What the task asks: All entries must be repeated exactly; do not include the pictures.

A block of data
— Begin —
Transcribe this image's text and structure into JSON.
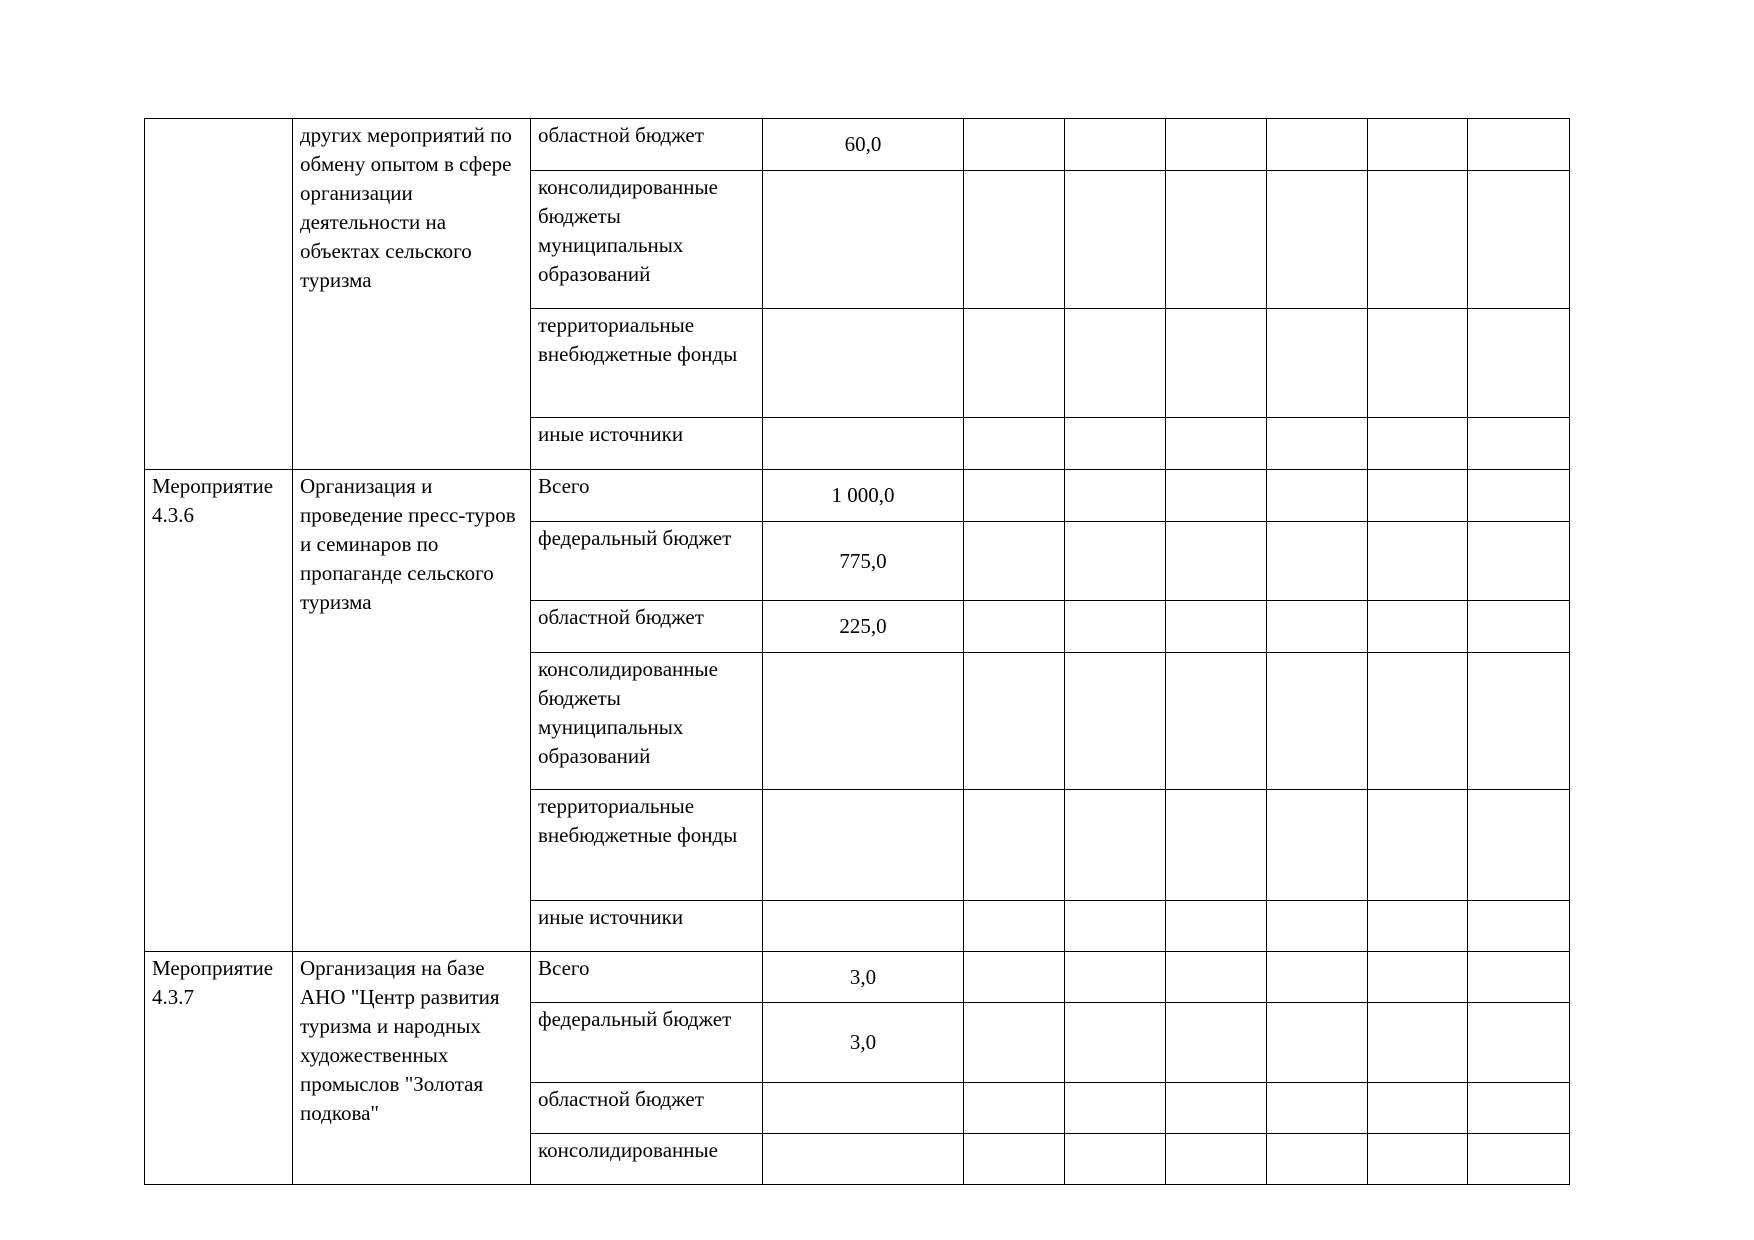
{
  "table": {
    "groups": [
      {
        "name": "других мероприятий по обмену опытом в сфере организации деятельности на объектах сельского туризма",
        "rows": [
          {
            "source": "областной бюджет",
            "value": "60,0"
          },
          {
            "source": "консолидированные бюджеты муниципальных образований"
          },
          {
            "source": "территориальные внебюджетные фонды"
          },
          {
            "source": "иные источники"
          }
        ]
      },
      {
        "code": "Мероприятие 4.3.6",
        "name": "Организация и проведение пресс-туров и семинаров по пропаганде сельского туризма",
        "rows": [
          {
            "source": "Всего",
            "value": "1 000,0"
          },
          {
            "source": "федеральный бюджет",
            "value": "775,0"
          },
          {
            "source": "областной бюджет",
            "value": "225,0"
          },
          {
            "source": "консолидированные бюджеты муниципальных образований"
          },
          {
            "source": "территориальные внебюджетные фонды"
          },
          {
            "source": "иные источники"
          }
        ]
      },
      {
        "code": "Мероприятие 4.3.7",
        "name": "Организация на базе АНО \"Центр развития туризма и народных художественных промыслов \"Золотая подкова\"",
        "rows": [
          {
            "source": "Всего",
            "value": "3,0"
          },
          {
            "source": "федеральный бюджет",
            "value": "3,0"
          },
          {
            "source": "областной бюджет"
          },
          {
            "source": "консолидированные"
          }
        ]
      }
    ]
  }
}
— End —
Worked answer:
Transcribe this image's text and structure into JSON.
{
  "table": {
    "groups": [
      {
        "name": "других мероприятий по обмену опытом в сфере организации деятельности на объектах сельского туризма",
        "rows": [
          {
            "source": "областной бюджет",
            "value": "60,0"
          },
          {
            "source": "консолидированные бюджеты муниципальных образований"
          },
          {
            "source": "территориальные внебюджетные фонды"
          },
          {
            "source": "иные источники"
          }
        ]
      },
      {
        "code": "Мероприятие 4.3.6",
        "name": "Организация и проведение пресс-туров и семинаров по пропаганде сельского туризма",
        "rows": [
          {
            "source": "Всего",
            "value": "1 000,0"
          },
          {
            "source": "федеральный бюджет",
            "value": "775,0"
          },
          {
            "source": "областной бюджет",
            "value": "225,0"
          },
          {
            "source": "консолидированные бюджеты муниципальных образований"
          },
          {
            "source": "территориальные внебюджетные фонды"
          },
          {
            "source": "иные источники"
          }
        ]
      },
      {
        "code": "Мероприятие 4.3.7",
        "name": "Организация на базе АНО \"Центр развития туризма и народных художественных промыслов \"Золотая подкова\"",
        "rows": [
          {
            "source": "Всего",
            "value": "3,0"
          },
          {
            "source": "федеральный бюджет",
            "value": "3,0"
          },
          {
            "source": "областной бюджет"
          },
          {
            "source": "консолидированные"
          }
        ]
      }
    ]
  }
}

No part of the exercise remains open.